> [Extract to read]
Forbes magazine’s annual 30 under 30 list has a Triangle representative.

Josh Sommer, executive director of The Chordoma Foundation, made the Forbes list of top young disruptors, innovators and entrepreneurs.

Sommer, 24, was a freshman at Duke University in 2006 when he was diagnosed with chordoma, a rare bone cancer that has no approved drug treatment.

On average Chordoma patients survive seven years.

“Frankly, being 18 years old and having a lot to look forward to I didn’t want to accept those statistics,” Sommer told Forbes. 

Sommer joined the lab of Dr. Michael Kelley at Duke, which has the only federally-funded chordoma research lab in the country. Sommer worked with Kelley but with the lab short on money and material, Sommer dropped out of Duke to raise funds.

Since founding The Chordoma Foundation in 2007 Sommer has raised $2.5 million, which has been used to fund research in 11 labs.

Each year, Forbes compiles a list of 30 bright, promising young people in 15 categories. Sommers was listed in the Science and Healthcare category. Sommer and several others listed in the Forbes 30 under 30 will be recognized during the Biotechnology Industry Organization’s annual convention in Chicago next month. BIO represents more than 1,100 biotechnology companies, academic institutions, state biotechnology centers and related organizations across the United States and in more than 30 other nations.

> [Dataset]
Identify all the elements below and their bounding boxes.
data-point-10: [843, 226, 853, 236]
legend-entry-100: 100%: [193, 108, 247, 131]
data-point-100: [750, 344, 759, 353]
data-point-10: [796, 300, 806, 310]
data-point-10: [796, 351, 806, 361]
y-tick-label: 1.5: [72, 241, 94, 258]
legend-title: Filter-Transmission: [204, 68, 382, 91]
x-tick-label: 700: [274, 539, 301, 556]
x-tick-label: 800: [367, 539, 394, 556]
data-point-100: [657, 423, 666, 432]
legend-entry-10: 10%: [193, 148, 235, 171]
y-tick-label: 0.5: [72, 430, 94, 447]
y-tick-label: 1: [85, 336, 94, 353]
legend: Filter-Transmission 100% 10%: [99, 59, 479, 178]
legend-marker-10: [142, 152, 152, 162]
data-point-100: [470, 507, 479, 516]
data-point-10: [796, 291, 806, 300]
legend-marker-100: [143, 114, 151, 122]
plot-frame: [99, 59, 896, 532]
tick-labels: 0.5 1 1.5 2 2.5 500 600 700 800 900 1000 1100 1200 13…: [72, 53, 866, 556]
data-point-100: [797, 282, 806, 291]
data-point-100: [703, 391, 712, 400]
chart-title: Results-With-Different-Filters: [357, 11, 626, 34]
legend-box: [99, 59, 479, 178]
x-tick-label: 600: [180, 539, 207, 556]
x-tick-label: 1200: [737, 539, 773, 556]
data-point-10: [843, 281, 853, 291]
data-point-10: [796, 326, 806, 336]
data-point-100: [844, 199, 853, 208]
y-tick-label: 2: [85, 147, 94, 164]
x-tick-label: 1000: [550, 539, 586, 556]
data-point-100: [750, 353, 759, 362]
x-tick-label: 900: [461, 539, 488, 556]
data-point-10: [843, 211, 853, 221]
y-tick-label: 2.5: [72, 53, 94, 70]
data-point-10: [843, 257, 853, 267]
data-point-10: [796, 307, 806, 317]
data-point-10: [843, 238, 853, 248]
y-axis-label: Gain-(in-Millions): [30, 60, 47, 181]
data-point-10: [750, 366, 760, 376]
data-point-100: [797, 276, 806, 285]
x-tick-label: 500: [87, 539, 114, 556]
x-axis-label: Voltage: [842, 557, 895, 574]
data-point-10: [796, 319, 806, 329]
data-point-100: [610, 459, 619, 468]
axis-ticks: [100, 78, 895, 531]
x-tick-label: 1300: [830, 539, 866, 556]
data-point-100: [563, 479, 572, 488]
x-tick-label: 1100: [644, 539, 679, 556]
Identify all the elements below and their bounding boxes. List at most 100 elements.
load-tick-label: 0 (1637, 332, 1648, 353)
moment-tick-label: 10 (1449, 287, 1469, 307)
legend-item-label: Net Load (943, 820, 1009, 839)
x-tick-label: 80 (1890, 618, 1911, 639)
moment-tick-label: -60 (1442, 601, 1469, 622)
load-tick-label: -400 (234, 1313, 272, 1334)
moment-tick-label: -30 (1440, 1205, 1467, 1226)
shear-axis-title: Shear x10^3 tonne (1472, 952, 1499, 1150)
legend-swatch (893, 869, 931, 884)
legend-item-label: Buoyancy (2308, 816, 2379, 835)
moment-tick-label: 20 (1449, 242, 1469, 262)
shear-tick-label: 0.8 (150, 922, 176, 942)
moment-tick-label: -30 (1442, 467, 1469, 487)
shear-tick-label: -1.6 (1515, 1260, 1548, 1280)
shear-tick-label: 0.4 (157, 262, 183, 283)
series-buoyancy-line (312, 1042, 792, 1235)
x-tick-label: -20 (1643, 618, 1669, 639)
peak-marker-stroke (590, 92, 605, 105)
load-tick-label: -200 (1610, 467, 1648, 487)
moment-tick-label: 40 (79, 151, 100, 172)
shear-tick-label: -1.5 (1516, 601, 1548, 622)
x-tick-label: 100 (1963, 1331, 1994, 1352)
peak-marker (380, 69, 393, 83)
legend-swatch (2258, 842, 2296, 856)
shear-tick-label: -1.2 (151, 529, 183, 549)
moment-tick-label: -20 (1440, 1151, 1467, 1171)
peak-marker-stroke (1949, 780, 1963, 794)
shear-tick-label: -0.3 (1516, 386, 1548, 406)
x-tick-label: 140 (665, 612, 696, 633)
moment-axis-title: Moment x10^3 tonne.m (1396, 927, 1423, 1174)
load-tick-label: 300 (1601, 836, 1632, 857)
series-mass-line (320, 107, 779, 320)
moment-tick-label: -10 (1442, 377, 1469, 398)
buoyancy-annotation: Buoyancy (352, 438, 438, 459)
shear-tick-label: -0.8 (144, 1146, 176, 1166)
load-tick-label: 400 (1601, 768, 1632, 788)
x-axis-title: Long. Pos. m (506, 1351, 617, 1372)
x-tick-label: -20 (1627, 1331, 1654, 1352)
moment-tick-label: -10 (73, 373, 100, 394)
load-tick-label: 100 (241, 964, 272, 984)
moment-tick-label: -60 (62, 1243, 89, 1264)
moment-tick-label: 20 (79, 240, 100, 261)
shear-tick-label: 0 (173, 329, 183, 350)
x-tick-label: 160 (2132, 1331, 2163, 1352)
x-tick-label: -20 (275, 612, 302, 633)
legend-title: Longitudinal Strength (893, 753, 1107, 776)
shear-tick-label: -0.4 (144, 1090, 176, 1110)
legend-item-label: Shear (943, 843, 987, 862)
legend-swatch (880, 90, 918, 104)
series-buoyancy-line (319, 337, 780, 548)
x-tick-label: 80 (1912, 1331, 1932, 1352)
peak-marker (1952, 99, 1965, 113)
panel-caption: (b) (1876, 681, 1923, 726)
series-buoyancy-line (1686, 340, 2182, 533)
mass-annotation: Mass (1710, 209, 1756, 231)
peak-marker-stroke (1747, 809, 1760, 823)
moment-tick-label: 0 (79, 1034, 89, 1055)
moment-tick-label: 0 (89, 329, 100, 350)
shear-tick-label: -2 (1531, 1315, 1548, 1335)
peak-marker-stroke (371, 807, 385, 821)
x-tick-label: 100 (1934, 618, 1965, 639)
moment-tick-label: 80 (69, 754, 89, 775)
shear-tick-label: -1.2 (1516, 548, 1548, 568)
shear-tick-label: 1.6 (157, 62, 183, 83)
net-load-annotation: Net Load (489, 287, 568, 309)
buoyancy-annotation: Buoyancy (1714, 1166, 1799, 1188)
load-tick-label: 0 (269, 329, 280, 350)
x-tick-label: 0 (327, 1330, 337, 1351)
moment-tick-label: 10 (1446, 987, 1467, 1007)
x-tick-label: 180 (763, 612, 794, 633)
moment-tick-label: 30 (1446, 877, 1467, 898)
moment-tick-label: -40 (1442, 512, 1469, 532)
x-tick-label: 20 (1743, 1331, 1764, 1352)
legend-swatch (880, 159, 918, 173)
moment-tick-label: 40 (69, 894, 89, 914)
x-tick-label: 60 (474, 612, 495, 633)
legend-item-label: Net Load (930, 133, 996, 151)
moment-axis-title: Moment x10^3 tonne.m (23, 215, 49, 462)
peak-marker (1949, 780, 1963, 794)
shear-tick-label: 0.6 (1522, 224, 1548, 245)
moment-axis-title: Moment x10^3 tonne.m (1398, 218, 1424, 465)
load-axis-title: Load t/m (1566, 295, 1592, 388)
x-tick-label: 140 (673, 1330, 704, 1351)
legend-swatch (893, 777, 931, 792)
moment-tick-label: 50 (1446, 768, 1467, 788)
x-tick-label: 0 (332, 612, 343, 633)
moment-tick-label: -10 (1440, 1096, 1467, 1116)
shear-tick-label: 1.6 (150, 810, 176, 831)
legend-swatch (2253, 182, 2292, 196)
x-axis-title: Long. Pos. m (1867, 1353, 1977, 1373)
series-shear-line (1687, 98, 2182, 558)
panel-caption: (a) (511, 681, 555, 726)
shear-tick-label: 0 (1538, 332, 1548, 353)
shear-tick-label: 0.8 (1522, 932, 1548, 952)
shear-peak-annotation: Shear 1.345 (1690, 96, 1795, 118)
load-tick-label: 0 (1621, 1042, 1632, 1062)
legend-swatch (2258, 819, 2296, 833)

> [Work required]
Resume the news piece about Josh Sommer and the Forbes 30 under 30 list, picking up after its final sentence. The items have no connection to the news piece about Josh Sommer.

> [Exercise result]
Sommer’s Bio as published by the foundation:

Josh Sommer is Executive Director of the Chordoma Foundation, which he co-founded to speed the pace of chordoma research after he was diagnosed with a skull-base chordoma in 2006. Following his diagnosis, Josh spent two years studying chordoma in the lab of Dr. Michael Kelley at Duke University, where he published two research papers on chordoma. In 2008, he was awarded an Echoing Green Fellowship for social entrepreneurship to work for the Chordoma Foundation. To complement his work with the Foundation, from 2008 to 2011 he served as a Fellow in Strategic Philanthropy and Health in Duke’s Program on Global Health and Technology Access, where he studied different models for sharing of scientific data and biological materials. He currently serves a member of the National Cancer Institute Director’s Consumer Liaison Group, the Moffitt Cancer Center Total Cancer Care External Advisory Board, and the Board of Advisors of the Fibrolamellar Cancer Foundation. For his efforts to advance chordoma research, Josh was honored by ABC News as a Person of the Year in 2008.